◆ Supplied information ◆
** start **
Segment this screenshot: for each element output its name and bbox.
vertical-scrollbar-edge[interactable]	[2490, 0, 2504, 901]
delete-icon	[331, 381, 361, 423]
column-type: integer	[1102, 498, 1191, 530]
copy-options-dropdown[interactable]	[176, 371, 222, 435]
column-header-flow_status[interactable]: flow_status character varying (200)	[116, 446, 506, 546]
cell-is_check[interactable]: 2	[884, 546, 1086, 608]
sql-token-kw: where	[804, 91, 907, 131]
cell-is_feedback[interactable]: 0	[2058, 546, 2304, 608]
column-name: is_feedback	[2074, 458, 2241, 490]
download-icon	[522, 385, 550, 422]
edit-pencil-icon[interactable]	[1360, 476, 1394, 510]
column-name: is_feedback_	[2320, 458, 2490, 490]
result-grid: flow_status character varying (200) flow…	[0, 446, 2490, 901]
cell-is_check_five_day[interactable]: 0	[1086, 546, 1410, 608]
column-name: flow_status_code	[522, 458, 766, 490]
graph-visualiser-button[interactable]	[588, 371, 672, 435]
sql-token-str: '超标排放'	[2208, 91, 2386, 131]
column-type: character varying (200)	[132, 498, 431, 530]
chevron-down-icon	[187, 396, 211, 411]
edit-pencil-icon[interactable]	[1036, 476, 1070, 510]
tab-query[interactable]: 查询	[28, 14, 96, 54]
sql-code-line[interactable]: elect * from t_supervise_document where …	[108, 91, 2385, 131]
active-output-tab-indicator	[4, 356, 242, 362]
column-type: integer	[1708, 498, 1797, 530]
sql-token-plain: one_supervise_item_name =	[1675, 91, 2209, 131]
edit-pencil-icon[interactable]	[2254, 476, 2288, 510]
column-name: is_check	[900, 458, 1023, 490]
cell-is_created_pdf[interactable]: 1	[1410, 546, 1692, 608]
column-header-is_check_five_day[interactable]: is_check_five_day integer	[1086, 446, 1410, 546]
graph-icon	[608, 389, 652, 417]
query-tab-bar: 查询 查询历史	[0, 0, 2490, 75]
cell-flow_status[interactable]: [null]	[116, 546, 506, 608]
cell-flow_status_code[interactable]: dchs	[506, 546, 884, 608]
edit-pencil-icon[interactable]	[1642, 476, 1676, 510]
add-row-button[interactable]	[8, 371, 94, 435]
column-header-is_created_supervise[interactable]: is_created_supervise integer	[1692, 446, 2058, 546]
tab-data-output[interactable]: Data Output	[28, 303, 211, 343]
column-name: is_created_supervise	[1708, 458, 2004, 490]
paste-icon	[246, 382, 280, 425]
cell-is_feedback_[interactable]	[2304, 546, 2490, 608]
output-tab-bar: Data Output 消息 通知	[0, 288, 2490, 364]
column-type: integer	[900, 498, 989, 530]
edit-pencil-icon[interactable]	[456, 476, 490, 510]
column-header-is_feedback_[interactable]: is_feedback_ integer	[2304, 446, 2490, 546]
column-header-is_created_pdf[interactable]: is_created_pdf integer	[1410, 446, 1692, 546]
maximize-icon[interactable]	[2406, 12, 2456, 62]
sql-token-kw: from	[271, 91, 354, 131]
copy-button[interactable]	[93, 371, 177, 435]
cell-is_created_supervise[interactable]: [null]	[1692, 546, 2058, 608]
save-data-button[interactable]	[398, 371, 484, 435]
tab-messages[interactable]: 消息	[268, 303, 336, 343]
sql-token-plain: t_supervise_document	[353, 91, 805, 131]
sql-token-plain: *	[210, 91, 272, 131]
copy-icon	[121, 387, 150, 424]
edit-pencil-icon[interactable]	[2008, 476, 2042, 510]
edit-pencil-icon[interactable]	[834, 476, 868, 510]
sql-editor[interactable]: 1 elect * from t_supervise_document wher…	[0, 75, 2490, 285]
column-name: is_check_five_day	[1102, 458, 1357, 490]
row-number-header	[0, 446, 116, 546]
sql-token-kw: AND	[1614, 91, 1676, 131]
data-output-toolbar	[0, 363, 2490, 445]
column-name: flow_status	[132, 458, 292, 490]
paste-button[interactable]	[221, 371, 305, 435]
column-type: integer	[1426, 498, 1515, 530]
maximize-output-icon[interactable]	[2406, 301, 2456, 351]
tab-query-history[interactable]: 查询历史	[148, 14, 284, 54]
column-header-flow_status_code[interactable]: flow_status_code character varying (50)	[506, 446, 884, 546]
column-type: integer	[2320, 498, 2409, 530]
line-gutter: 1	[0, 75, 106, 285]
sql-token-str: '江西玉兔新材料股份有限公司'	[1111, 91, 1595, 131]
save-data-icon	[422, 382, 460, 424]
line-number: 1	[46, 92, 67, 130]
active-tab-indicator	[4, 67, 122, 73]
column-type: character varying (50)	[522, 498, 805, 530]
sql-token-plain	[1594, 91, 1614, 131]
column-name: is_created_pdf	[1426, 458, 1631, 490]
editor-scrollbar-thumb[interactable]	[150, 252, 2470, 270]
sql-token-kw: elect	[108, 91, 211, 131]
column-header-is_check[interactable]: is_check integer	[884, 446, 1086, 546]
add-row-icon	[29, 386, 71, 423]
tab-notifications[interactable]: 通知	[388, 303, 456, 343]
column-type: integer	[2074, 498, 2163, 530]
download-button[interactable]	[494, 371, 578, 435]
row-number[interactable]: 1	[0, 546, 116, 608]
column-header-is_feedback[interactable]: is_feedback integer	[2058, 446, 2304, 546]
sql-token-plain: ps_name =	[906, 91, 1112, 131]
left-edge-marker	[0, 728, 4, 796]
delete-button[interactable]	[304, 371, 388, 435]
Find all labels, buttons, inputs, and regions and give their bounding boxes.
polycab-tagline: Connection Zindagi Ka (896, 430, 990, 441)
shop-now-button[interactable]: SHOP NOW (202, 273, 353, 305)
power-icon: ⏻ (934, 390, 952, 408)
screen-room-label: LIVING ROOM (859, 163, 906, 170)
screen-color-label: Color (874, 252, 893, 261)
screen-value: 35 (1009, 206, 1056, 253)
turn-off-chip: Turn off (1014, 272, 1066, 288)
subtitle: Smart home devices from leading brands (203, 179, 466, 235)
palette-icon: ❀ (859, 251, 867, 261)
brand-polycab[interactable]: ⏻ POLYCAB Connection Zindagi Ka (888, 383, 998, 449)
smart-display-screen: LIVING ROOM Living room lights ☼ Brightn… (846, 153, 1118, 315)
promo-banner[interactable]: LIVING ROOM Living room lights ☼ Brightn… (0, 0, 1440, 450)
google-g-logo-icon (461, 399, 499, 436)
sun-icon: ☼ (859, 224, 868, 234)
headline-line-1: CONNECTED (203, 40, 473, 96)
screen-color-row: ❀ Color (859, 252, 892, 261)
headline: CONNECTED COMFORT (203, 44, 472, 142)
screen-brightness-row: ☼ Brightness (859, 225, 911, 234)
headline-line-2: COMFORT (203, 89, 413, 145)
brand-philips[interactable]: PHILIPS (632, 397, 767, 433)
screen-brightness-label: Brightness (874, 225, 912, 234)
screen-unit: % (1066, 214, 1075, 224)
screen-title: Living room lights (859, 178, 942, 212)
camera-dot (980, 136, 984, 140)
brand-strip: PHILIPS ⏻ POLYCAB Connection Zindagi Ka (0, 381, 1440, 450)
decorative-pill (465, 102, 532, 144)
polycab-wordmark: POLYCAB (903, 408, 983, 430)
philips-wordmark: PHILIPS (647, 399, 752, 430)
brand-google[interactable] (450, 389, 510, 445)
** end **
◆ Task to carry out ◆
Transcribe the items word for word, from the first line through the line containing "458, 2241, 490]", including both ends.

◆ Task result ◆
Segment this screenshot: for each element output its name and bbox.
vertical-scrollbar-edge[interactable]	[2490, 0, 2504, 901]
delete-icon	[331, 381, 361, 423]
column-type: integer	[1102, 498, 1191, 530]
copy-options-dropdown[interactable]	[176, 371, 222, 435]
column-header-flow_status[interactable]: flow_status character varying (200)	[116, 446, 506, 546]
cell-is_check[interactable]: 2	[884, 546, 1086, 608]
sql-token-kw: where	[804, 91, 907, 131]
cell-is_feedback[interactable]: 0	[2058, 546, 2304, 608]
column-name: is_feedback	[2074, 458, 2241, 490]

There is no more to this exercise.